#### Requirement:
Every line must be returned precisely as it is written.

╔══

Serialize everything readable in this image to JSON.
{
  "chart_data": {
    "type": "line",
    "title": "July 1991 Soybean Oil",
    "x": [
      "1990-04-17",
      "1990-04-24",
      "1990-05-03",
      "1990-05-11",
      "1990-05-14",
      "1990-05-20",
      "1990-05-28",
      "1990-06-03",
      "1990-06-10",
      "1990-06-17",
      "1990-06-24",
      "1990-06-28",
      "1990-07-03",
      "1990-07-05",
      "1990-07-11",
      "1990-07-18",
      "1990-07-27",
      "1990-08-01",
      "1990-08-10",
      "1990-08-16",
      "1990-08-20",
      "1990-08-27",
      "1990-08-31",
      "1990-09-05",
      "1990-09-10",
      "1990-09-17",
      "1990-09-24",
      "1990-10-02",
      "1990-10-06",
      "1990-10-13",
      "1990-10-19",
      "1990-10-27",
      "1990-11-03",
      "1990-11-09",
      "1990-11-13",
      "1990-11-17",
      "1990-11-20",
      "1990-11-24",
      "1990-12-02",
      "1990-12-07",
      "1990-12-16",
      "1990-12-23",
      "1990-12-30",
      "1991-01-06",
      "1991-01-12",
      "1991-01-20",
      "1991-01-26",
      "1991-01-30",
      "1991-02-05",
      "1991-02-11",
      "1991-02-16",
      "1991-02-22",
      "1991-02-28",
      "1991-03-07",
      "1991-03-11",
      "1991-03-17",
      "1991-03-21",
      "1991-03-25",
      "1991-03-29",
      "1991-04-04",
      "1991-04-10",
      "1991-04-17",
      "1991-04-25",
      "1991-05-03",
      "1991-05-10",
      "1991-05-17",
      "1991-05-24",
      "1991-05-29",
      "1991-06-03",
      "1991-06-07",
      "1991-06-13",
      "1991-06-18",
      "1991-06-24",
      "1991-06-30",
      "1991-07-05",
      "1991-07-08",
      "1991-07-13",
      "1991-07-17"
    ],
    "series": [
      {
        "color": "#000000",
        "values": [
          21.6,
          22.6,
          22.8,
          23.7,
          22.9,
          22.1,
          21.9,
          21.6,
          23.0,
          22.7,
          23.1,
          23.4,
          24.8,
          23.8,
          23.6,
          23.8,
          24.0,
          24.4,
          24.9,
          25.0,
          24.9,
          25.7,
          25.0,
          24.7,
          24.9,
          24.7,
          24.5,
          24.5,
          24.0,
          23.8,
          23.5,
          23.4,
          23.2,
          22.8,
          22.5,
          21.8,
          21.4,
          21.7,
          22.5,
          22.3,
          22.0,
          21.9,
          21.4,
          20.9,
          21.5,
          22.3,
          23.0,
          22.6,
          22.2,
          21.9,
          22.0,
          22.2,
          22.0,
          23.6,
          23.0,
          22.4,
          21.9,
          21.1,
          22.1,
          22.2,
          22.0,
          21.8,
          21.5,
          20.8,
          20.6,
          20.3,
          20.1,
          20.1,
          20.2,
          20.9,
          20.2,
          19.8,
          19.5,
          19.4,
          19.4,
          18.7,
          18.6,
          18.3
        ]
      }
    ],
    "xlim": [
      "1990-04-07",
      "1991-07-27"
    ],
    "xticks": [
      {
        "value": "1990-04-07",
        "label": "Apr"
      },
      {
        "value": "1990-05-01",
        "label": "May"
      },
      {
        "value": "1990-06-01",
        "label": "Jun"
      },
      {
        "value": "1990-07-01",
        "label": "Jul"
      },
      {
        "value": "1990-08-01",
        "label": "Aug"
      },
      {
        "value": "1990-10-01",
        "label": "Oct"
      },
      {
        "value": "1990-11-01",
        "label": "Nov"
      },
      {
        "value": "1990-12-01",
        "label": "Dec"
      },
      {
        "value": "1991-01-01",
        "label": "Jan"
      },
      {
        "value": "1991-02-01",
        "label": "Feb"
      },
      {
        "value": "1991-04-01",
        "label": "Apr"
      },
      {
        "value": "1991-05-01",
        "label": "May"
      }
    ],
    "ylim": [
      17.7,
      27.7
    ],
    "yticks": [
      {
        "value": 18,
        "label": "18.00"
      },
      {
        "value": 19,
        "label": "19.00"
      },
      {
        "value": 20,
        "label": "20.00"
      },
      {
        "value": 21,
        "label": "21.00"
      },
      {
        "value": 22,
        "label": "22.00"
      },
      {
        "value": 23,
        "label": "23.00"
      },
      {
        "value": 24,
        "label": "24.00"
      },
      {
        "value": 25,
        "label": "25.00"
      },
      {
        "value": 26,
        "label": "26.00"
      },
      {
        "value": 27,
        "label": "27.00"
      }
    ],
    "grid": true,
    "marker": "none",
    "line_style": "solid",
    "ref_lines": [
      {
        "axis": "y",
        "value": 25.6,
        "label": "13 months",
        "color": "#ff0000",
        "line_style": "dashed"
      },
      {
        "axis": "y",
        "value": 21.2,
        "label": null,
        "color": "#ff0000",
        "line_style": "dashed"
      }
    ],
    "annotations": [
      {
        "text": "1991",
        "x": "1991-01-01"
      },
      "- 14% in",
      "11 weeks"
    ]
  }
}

╚══

#### Task result:
Serialize everything readable in this image to JSON.
{
  "chart_data": {
    "type": "line",
    "title": "July 1991 Soybean Oil",
    "x": [
      "1990-04-17",
      "1990-04-24",
      "1990-05-03",
      "1990-05-11",
      "1990-05-14",
      "1990-05-20",
      "1990-05-28",
      "1990-06-03",
      "1990-06-10",
      "1990-06-17",
      "1990-06-24",
      "1990-06-28",
      "1990-07-03",
      "1990-07-05",
      "1990-07-11",
      "1990-07-18",
      "1990-07-27",
      "1990-08-01",
      "1990-08-10",
      "1990-08-16",
      "1990-08-20",
      "1990-08-27",
      "1990-08-31",
      "1990-09-05",
      "1990-09-10",
      "1990-09-17",
      "1990-09-24",
      "1990-10-02",
      "1990-10-06",
      "1990-10-13",
      "1990-10-19",
      "1990-10-27",
      "1990-11-03",
      "1990-11-09",
      "1990-11-13",
      "1990-11-17",
      "1990-11-20",
      "1990-11-24",
      "1990-12-02",
      "1990-12-07",
      "1990-12-16",
      "1990-12-23",
      "1990-12-30",
      "1991-01-06",
      "1991-01-12",
      "1991-01-20",
      "1991-01-26",
      "1991-01-30",
      "1991-02-05",
      "1991-02-11",
      "1991-02-16",
      "1991-02-22",
      "1991-02-28",
      "1991-03-07",
      "1991-03-11",
      "1991-03-17",
      "1991-03-21",
      "1991-03-25",
      "1991-03-29",
      "1991-04-04",
      "1991-04-10",
      "1991-04-17",
      "1991-04-25",
      "1991-05-03",
      "1991-05-10",
      "1991-05-17",
      "1991-05-24",
      "1991-05-29",
      "1991-06-03",
      "1991-06-07",
      "1991-06-13",
      "1991-06-18",
      "1991-06-24",
      "1991-06-30",
      "1991-07-05",
      "1991-07-08",
      "1991-07-13",
      "1991-07-17"
    ],
    "series": [
      {
        "color": "#000000",
        "values": [
          21.6,
          22.6,
          22.8,
          23.7,
          22.9,
          22.1,
          21.9,
          21.6,
          23.0,
          22.7,
          23.1,
          23.4,
          24.8,
          23.8,
          23.6,
          23.8,
          24.0,
          24.4,
          24.9,
          25.0,
          24.9,
          25.7,
          25.0,
          24.7,
          24.9,
          24.7,
          24.5,
          24.5,
          24.0,
          23.8,
          23.5,
          23.4,
          23.2,
          22.8,
          22.5,
          21.8,
          21.4,
          21.7,
          22.5,
          22.3,
          22.0,
          21.9,
          21.4,
          20.9,
          21.5,
          22.3,
          23.0,
          22.6,
          22.2,
          21.9,
          22.0,
          22.2,
          22.0,
          23.6,
          23.0,
          22.4,
          21.9,
          21.1,
          22.1,
          22.2,
          22.0,
          21.8,
          21.5,
          20.8,
          20.6,
          20.3,
          20.1,
          20.1,
          20.2,
          20.9,
          20.2,
          19.8,
          19.5,
          19.4,
          19.4,
          18.7,
          18.6,
          18.3
        ]
      }
    ],
    "xlim": [
      "1990-04-07",
      "1991-07-27"
    ],
    "xticks": [
      {
        "value": "1990-04-07",
        "label": "Apr"
      },
      {
        "value": "1990-05-01",
        "label": "May"
      },
      {
        "value": "1990-06-01",
        "label": "Jun"
      },
      {
        "value": "1990-07-01",
        "label": "Jul"
      },
      {
        "value": "1990-08-01",
        "label": "Aug"
      },
      {
        "value": "1990-10-01",
        "label": "Oct"
      },
      {
        "value": "1990-11-01",
        "label": "Nov"
      },
      {
        "value": "1990-12-01",
        "label": "Dec"
      },
      {
        "value": "1991-01-01",
        "label": "Jan"
      },
      {
        "value": "1991-02-01",
        "label": "Feb"
      },
      {
        "value": "1991-04-01",
        "label": "Apr"
      },
      {
        "value": "1991-05-01",
        "label": "May"
      }
    ],
    "ylim": [
      17.7,
      27.7
    ],
    "yticks": [
      {
        "value": 18,
        "label": "18.00"
      },
      {
        "value": 19,
        "label": "19.00"
      },
      {
        "value": 20,
        "label": "20.00"
      },
      {
        "value": 21,
        "label": "21.00"
      },
      {
        "value": 22,
        "label": "22.00"
      },
      {
        "value": 23,
        "label": "23.00"
      },
      {
        "value": 24,
        "label": "24.00"
      },
      {
        "value": 25,
        "label": "25.00"
      },
      {
        "value": 26,
        "label": "26.00"
      },
      {
        "value": 27,
        "label": "27.00"
      }
    ],
    "grid": true,
    "marker": "none",
    "line_style": "solid",
    "ref_lines": [
      {
        "axis": "y",
        "value": 25.6,
        "label": "13 months",
        "color": "#ff0000",
        "line_style": "dashed"
      },
      {
        "axis": "y",
        "value": 21.2,
        "label": null,
        "color": "#ff0000",
        "line_style": "dashed"
      }
    ],
    "annotations": [
      {
        "text": "1991",
        "x": "1991-01-01"
      },
      "- 14% in",
      "11 weeks"
    ]
  }
}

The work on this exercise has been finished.